Write out all of the entries exactly, please.

- - -

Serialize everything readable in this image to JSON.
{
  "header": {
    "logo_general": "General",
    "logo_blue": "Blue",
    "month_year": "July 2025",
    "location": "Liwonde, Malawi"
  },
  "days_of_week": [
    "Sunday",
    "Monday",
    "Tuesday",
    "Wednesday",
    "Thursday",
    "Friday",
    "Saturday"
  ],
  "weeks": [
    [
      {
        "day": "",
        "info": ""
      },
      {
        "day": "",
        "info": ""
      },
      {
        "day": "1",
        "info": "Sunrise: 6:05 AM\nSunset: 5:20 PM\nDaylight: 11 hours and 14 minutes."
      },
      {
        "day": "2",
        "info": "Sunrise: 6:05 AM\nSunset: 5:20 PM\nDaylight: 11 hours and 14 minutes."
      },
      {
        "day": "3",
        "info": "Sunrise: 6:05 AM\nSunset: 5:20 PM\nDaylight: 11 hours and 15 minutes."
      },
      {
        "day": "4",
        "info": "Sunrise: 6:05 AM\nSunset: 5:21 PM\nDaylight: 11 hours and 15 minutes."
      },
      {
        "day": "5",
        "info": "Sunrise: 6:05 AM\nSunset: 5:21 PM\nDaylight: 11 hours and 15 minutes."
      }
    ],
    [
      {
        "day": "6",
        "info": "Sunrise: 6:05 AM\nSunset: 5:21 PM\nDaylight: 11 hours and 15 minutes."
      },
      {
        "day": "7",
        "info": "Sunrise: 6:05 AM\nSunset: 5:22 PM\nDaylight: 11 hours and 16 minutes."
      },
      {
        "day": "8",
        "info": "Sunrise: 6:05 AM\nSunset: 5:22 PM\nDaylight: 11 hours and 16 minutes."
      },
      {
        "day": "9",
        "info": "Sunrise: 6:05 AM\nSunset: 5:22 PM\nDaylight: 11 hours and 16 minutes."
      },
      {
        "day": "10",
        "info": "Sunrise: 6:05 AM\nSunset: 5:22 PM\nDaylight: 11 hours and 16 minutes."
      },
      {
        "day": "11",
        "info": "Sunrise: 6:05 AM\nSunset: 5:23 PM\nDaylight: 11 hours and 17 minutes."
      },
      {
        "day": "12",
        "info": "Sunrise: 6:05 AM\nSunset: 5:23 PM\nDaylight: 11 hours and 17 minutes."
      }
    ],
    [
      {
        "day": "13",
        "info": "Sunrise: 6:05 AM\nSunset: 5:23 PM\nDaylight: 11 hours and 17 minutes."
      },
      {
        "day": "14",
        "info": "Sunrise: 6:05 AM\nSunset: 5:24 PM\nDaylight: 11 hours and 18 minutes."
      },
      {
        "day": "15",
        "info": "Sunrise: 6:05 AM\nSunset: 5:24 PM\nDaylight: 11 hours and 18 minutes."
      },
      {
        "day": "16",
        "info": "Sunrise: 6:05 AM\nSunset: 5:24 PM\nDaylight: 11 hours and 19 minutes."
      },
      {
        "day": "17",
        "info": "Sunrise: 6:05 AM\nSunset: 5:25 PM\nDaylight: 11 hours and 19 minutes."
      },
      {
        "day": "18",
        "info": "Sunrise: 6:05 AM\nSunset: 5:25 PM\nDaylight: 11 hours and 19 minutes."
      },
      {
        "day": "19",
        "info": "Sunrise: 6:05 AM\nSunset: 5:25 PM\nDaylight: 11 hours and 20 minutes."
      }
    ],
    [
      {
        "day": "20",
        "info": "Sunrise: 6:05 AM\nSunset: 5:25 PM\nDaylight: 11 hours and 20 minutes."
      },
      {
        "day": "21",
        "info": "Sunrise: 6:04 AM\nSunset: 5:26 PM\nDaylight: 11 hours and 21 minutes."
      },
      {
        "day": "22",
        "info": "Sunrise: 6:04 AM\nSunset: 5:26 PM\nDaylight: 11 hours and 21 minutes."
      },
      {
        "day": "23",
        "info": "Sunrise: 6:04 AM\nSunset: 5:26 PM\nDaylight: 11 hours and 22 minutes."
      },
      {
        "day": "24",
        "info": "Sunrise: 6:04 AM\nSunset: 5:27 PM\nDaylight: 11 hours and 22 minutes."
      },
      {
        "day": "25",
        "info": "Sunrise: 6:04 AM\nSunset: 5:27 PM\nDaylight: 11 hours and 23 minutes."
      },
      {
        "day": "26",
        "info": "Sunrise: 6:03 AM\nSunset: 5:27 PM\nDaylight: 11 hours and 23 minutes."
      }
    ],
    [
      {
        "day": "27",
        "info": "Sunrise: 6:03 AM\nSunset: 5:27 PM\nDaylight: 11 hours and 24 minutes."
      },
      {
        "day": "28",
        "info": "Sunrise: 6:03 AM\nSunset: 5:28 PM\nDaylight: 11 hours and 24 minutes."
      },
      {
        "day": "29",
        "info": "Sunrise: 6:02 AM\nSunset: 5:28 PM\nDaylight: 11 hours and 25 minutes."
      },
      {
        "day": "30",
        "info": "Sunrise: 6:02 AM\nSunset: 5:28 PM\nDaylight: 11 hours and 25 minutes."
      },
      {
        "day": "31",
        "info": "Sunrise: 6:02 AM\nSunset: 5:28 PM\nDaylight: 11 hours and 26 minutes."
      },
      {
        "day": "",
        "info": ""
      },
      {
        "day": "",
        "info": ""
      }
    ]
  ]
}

- - -

=== ANSWER FOR THIS EXERCISE ===
Serialize everything readable in this image to JSON.
{
  "header": {
    "logo_general": "General",
    "logo_blue": "Blue",
    "month_year": "July 2025",
    "location": "Liwonde, Malawi"
  },
  "days_of_week": [
    "Sunday",
    "Monday",
    "Tuesday",
    "Wednesday",
    "Thursday",
    "Friday",
    "Saturday"
  ],
  "weeks": [
    [
      {
        "day": "",
        "info": ""
      },
      {
        "day": "",
        "info": ""
      },
      {
        "day": "1",
        "info": "Sunrise: 6:05 AM\nSunset: 5:20 PM\nDaylight: 11 hours and 14 minutes."
      },
      {
        "day": "2",
        "info": "Sunrise: 6:05 AM\nSunset: 5:20 PM\nDaylight: 11 hours and 14 minutes."
      },
      {
        "day": "3",
        "info": "Sunrise: 6:05 AM\nSunset: 5:20 PM\nDaylight: 11 hours and 15 minutes."
      },
      {
        "day": "4",
        "info": "Sunrise: 6:05 AM\nSunset: 5:21 PM\nDaylight: 11 hours and 15 minutes."
      },
      {
        "day": "5",
        "info": "Sunrise: 6:05 AM\nSunset: 5:21 PM\nDaylight: 11 hours and 15 minutes."
      }
    ],
    [
      {
        "day": "6",
        "info": "Sunrise: 6:05 AM\nSunset: 5:21 PM\nDaylight: 11 hours and 15 minutes."
      },
      {
        "day": "7",
        "info": "Sunrise: 6:05 AM\nSunset: 5:22 PM\nDaylight: 11 hours and 16 minutes."
      },
      {
        "day": "8",
        "info": "Sunrise: 6:05 AM\nSunset: 5:22 PM\nDaylight: 11 hours and 16 minutes."
      },
      {
        "day": "9",
        "info": "Sunrise: 6:05 AM\nSunset: 5:22 PM\nDaylight: 11 hours and 16 minutes."
      },
      {
        "day": "10",
        "info": "Sunrise: 6:05 AM\nSunset: 5:22 PM\nDaylight: 11 hours and 16 minutes."
      },
      {
        "day": "11",
        "info": "Sunrise: 6:05 AM\nSunset: 5:23 PM\nDaylight: 11 hours and 17 minutes."
      },
      {
        "day": "12",
        "info": "Sunrise: 6:05 AM\nSunset: 5:23 PM\nDaylight: 11 hours and 17 minutes."
      }
    ],
    [
      {
        "day": "13",
        "info": "Sunrise: 6:05 AM\nSunset: 5:23 PM\nDaylight: 11 hours and 17 minutes."
      },
      {
        "day": "14",
        "info": "Sunrise: 6:05 AM\nSunset: 5:24 PM\nDaylight: 11 hours and 18 minutes."
      },
      {
        "day": "15",
        "info": "Sunrise: 6:05 AM\nSunset: 5:24 PM\nDaylight: 11 hours and 18 minutes."
      },
      {
        "day": "16",
        "info": "Sunrise: 6:05 AM\nSunset: 5:24 PM\nDaylight: 11 hours and 19 minutes."
      },
      {
        "day": "17",
        "info": "Sunrise: 6:05 AM\nSunset: 5:25 PM\nDaylight: 11 hours and 19 minutes."
      },
      {
        "day": "18",
        "info": "Sunrise: 6:05 AM\nSunset: 5:25 PM\nDaylight: 11 hours and 19 minutes."
      },
      {
        "day": "19",
        "info": "Sunrise: 6:05 AM\nSunset: 5:25 PM\nDaylight: 11 hours and 20 minutes."
      }
    ],
    [
      {
        "day": "20",
        "info": "Sunrise: 6:05 AM\nSunset: 5:25 PM\nDaylight: 11 hours and 20 minutes."
      },
      {
        "day": "21",
        "info": "Sunrise: 6:04 AM\nSunset: 5:26 PM\nDaylight: 11 hours and 21 minutes."
      },
      {
        "day": "22",
        "info": "Sunrise: 6:04 AM\nSunset: 5:26 PM\nDaylight: 11 hours and 21 minutes."
      },
      {
        "day": "23",
        "info": "Sunrise: 6:04 AM\nSunset: 5:26 PM\nDaylight: 11 hours and 22 minutes."
      },
      {
        "day": "24",
        "info": "Sunrise: 6:04 AM\nSunset: 5:27 PM\nDaylight: 11 hours and 22 minutes."
      },
      {
        "day": "25",
        "info": "Sunrise: 6:04 AM\nSunset: 5:27 PM\nDaylight: 11 hours and 23 minutes."
      },
      {
        "day": "26",
        "info": "Sunrise: 6:03 AM\nSunset: 5:27 PM\nDaylight: 11 hours and 23 minutes."
      }
    ],
    [
      {
        "day": "27",
        "info": "Sunrise: 6:03 AM\nSunset: 5:27 PM\nDaylight: 11 hours and 24 minutes."
      },
      {
        "day": "28",
        "info": "Sunrise: 6:03 AM\nSunset: 5:28 PM\nDaylight: 11 hours and 24 minutes."
      },
      {
        "day": "29",
        "info": "Sunrise: 6:02 AM\nSunset: 5:28 PM\nDaylight: 11 hours and 25 minutes."
      },
      {
        "day": "30",
        "info": "Sunrise: 6:02 AM\nSunset: 5:28 PM\nDaylight: 11 hours and 25 minutes."
      },
      {
        "day": "31",
        "info": "Sunrise: 6:02 AM\nSunset: 5:28 PM\nDaylight: 11 hours and 26 minutes."
      },
      {
        "day": "",
        "info": ""
      },
      {
        "day": "",
        "info": ""
      }
    ]
  ]
}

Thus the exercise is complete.